(EXERCISE REQUIREMENTS)
Wherever the word "lunges" shows up in a line, please copy that line.
Start of ROWS
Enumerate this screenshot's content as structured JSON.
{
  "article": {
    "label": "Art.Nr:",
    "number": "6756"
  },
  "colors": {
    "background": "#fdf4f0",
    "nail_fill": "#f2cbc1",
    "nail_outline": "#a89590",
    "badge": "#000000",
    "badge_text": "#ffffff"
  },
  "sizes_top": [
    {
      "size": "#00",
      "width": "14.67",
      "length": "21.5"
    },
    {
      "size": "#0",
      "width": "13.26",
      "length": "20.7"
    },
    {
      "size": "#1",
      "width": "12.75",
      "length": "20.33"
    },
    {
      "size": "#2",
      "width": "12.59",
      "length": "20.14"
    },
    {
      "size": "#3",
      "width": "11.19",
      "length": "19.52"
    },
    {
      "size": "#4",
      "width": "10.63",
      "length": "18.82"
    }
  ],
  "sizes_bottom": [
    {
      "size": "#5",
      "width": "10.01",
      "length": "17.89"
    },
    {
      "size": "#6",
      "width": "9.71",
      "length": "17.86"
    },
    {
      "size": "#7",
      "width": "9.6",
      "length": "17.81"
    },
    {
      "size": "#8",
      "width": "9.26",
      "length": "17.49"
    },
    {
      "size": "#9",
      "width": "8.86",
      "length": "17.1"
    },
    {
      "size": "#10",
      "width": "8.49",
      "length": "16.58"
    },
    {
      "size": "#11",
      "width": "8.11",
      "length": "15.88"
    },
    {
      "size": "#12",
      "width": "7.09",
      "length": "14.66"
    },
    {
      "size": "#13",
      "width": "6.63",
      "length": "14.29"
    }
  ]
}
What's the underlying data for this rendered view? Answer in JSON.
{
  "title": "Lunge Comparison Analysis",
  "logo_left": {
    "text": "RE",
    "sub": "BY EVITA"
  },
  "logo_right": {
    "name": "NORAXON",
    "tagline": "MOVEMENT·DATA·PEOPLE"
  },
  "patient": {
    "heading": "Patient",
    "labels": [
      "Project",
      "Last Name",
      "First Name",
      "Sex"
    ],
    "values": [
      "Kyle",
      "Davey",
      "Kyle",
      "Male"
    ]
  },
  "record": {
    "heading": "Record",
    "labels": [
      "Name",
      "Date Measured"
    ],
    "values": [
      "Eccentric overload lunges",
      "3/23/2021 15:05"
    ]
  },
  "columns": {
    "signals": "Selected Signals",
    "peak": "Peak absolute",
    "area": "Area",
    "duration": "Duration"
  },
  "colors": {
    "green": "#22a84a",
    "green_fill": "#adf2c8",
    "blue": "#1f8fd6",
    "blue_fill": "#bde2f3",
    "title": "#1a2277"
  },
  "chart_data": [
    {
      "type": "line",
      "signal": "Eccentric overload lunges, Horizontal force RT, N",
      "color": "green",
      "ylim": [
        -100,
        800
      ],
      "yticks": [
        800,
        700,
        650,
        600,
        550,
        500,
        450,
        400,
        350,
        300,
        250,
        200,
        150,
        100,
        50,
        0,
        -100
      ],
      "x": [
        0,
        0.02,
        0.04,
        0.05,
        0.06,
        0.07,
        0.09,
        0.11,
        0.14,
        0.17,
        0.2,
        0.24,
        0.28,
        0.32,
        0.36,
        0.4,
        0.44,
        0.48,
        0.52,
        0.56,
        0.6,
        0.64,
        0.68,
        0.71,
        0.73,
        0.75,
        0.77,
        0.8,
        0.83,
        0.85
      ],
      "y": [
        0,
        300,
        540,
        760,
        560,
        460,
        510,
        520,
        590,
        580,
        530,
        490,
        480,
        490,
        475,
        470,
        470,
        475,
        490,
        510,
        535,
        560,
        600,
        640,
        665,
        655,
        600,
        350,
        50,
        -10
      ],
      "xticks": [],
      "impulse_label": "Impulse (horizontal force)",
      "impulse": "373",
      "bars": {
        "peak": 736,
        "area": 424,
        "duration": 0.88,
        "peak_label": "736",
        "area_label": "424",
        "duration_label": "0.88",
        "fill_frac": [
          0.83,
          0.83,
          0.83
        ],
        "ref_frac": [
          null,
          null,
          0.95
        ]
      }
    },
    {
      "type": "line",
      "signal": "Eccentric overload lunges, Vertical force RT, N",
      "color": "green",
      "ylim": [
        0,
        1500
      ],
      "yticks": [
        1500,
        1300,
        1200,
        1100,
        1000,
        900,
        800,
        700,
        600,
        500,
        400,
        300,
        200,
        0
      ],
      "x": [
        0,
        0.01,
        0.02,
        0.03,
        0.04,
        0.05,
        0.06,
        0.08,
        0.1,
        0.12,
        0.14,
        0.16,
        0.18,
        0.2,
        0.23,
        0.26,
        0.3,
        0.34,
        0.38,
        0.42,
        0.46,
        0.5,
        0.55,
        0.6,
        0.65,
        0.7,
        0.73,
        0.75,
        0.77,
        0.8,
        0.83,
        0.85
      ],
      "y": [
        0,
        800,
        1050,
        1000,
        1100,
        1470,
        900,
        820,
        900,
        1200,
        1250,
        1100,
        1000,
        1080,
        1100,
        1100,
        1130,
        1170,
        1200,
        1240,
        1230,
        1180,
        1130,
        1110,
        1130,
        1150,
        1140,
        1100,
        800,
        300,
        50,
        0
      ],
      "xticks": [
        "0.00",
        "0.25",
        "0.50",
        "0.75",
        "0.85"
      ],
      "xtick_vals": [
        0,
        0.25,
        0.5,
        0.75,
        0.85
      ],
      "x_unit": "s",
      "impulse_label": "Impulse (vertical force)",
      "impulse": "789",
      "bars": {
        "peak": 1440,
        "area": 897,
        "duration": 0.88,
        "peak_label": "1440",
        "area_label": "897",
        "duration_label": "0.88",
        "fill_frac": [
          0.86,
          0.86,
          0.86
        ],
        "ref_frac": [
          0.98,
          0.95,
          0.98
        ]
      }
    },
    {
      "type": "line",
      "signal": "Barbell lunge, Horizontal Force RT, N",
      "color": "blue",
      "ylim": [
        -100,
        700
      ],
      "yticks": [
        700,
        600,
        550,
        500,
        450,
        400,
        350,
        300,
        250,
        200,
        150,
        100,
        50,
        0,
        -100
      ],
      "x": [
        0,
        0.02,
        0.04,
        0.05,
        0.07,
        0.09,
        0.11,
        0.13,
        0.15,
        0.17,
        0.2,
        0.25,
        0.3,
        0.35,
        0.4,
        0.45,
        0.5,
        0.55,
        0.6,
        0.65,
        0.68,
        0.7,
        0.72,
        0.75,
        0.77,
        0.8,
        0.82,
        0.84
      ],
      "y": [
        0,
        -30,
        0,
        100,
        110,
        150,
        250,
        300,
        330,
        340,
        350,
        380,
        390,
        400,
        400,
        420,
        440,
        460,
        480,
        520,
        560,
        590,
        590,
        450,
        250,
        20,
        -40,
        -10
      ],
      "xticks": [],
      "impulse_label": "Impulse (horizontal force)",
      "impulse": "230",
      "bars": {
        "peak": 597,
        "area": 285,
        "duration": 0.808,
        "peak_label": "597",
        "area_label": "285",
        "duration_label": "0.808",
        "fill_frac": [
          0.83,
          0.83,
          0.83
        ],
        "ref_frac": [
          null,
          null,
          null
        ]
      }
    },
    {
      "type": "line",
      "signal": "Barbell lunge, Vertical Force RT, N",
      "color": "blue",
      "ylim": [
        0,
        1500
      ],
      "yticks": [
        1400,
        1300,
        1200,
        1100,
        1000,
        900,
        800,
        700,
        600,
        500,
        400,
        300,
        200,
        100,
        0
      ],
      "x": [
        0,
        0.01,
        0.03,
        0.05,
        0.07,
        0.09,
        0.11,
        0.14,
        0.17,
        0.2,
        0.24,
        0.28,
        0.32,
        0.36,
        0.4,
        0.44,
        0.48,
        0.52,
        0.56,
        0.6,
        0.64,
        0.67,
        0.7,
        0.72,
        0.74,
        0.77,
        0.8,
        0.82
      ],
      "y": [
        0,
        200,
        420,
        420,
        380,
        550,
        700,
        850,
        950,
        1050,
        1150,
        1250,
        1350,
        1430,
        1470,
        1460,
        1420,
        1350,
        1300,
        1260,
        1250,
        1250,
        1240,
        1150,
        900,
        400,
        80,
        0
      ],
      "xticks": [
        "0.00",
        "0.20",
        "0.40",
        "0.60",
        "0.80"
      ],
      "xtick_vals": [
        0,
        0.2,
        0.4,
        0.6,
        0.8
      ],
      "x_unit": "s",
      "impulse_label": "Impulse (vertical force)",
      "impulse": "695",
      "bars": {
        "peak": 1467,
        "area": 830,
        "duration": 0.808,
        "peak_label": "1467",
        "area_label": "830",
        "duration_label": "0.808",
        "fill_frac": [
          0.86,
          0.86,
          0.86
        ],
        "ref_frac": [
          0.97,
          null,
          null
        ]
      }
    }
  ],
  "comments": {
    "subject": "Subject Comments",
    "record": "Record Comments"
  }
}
End of ROWS
(RESPONSE TO THE TASK)
      "Eccentric overload lunges",
      "signal": "Eccentric overload lunges, Horizontal force RT, N",
      "signal": "Eccentric overload lunges, Vertical force RT, N",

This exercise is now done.